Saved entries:
○ ○ ○ ○

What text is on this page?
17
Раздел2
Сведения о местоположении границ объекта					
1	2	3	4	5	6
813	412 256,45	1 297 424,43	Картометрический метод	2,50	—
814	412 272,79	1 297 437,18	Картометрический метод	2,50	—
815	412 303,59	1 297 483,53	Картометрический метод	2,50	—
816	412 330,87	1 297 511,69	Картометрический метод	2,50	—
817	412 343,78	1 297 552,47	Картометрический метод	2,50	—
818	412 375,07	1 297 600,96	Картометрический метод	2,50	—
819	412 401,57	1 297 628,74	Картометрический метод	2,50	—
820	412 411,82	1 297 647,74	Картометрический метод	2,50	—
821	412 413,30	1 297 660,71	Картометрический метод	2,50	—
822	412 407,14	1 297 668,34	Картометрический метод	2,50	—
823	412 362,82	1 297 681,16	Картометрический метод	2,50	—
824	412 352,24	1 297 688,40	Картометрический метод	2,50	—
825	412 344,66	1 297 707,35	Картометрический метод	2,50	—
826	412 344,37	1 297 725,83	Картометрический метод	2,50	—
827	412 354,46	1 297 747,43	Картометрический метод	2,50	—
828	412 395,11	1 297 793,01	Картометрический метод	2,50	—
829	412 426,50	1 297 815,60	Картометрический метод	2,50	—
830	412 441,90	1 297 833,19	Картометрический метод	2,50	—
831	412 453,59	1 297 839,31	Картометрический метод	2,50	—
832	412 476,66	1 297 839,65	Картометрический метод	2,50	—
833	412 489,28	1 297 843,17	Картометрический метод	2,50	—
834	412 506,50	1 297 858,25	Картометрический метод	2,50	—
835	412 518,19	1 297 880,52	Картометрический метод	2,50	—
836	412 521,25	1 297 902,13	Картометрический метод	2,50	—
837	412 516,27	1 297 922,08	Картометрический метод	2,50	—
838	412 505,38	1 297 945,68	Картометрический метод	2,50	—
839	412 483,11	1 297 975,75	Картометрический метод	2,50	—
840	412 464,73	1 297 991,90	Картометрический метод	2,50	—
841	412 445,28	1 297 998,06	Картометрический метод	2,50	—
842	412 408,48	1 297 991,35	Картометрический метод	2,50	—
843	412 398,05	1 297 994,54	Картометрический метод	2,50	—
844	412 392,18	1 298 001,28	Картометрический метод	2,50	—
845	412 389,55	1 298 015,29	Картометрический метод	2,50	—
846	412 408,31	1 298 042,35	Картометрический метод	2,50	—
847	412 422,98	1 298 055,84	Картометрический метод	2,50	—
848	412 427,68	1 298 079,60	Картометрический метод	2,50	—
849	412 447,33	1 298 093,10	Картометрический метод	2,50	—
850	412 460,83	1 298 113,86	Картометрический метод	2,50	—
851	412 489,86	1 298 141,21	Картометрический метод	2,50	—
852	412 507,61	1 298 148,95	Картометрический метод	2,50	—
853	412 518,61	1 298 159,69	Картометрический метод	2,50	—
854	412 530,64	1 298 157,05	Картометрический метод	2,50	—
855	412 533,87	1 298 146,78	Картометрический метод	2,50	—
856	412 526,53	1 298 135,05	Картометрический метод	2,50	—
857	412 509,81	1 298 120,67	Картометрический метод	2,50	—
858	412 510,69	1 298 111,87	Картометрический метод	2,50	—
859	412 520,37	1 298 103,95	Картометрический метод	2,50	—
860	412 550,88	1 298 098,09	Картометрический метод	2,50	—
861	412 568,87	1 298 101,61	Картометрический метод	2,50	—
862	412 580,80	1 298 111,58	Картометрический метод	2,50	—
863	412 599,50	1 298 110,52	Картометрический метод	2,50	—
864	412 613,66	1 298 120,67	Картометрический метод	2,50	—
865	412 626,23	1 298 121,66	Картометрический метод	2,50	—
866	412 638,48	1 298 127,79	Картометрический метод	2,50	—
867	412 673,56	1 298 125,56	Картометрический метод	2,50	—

○ ○ ○ ○

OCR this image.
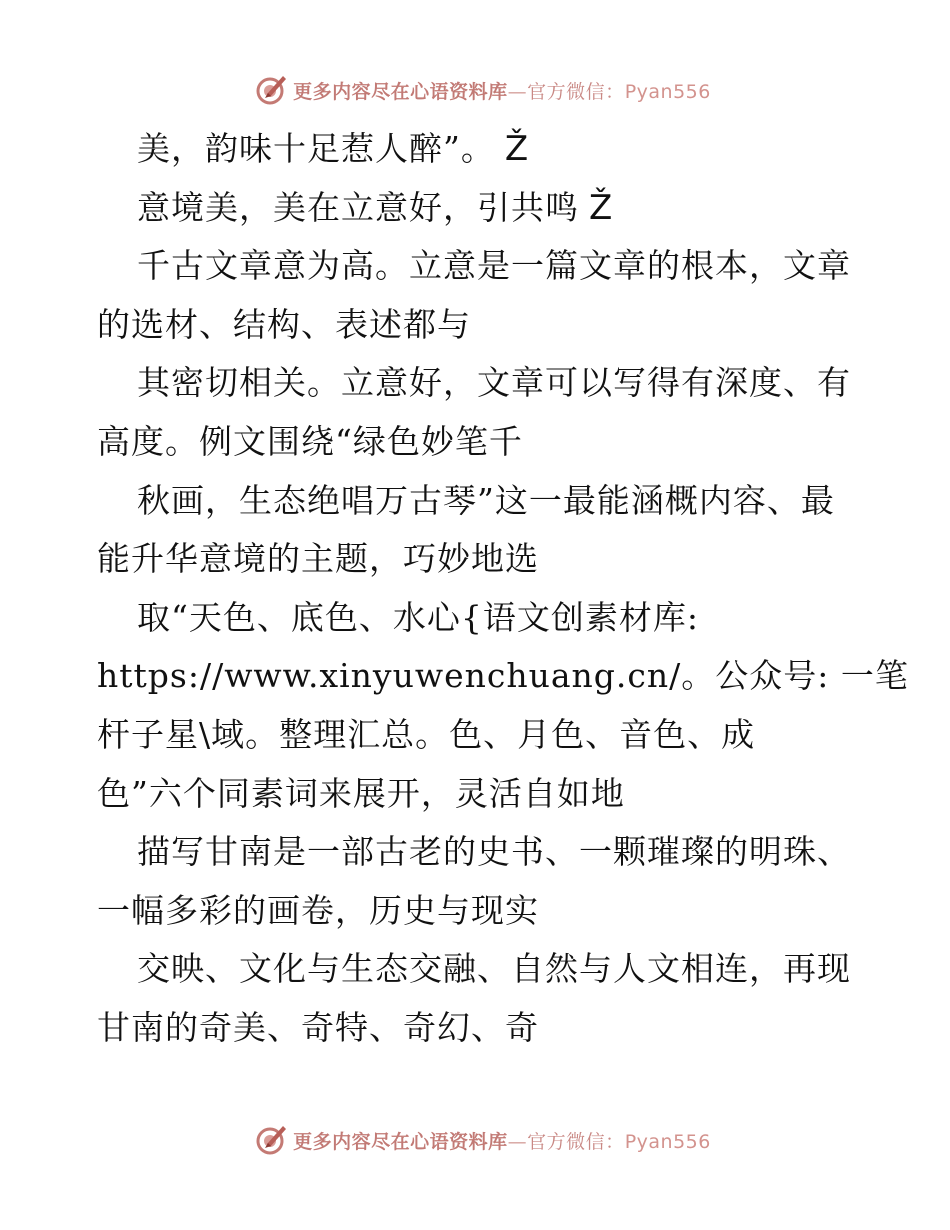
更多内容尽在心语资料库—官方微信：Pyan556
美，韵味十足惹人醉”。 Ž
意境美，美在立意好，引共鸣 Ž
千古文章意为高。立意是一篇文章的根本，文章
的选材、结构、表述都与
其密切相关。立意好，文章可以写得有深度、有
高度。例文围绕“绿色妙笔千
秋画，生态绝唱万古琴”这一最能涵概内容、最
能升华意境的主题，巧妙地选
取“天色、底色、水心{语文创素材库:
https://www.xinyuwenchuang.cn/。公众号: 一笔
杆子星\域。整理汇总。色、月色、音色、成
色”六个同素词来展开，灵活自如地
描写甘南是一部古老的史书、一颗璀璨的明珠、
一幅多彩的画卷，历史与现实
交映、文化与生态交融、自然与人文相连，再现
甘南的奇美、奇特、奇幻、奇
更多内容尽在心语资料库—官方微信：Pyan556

○ ○ ○ ○

■ WHAT THE TASK ASKS:
Pick every line with "this" in it and copy it.

■ FULL RESPONSE:
What text is on this page?
OCR this image.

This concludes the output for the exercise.